[Dataset listings of figures]
= = = =
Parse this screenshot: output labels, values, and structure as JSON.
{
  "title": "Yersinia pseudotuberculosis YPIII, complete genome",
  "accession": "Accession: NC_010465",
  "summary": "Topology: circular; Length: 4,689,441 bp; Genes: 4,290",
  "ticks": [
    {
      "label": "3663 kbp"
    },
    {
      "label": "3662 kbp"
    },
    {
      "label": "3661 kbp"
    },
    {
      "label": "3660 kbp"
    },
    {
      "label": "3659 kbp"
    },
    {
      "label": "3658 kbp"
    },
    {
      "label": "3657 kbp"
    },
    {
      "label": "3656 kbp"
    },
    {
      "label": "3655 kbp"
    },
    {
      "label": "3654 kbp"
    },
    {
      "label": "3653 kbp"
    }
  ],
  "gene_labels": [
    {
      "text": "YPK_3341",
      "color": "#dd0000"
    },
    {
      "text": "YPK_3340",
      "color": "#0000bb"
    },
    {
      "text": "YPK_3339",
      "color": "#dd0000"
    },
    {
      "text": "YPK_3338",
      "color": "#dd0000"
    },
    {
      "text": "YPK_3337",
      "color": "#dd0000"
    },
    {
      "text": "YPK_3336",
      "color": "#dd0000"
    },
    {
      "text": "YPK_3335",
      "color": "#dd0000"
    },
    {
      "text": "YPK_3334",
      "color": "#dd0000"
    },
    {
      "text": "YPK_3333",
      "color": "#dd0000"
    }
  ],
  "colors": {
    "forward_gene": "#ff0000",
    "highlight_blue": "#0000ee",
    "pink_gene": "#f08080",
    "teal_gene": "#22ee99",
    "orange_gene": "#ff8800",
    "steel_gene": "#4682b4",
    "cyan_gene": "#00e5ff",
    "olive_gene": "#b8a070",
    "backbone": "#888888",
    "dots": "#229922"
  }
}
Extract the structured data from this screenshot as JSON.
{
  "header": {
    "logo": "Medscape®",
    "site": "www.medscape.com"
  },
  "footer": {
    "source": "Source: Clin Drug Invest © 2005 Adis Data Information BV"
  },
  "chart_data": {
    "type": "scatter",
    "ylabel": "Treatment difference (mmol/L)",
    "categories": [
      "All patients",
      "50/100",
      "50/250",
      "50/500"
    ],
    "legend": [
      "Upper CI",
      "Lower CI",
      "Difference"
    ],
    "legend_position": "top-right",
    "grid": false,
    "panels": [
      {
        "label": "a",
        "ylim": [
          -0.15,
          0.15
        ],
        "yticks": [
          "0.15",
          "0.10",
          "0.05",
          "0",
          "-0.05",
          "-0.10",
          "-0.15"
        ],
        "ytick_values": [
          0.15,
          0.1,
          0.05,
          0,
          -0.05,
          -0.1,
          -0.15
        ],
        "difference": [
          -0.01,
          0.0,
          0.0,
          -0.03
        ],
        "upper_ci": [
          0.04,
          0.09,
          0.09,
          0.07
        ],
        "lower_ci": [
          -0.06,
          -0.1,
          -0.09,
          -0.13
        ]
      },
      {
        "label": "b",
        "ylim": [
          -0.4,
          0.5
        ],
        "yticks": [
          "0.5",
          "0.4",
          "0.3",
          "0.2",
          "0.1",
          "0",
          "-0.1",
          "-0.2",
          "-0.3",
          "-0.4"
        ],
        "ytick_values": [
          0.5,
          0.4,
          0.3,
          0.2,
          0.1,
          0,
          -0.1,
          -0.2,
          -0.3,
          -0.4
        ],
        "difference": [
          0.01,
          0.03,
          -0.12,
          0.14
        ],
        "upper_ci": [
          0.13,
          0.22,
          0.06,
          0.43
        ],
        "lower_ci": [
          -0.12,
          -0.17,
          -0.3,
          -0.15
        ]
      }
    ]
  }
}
= = = =
◆ **WHAT NEEDS TO BE DONE**
Every line in the data above that contains the word "this" counts; report how many there are and nothing more.

◆ **WRITTEN REPLY**
2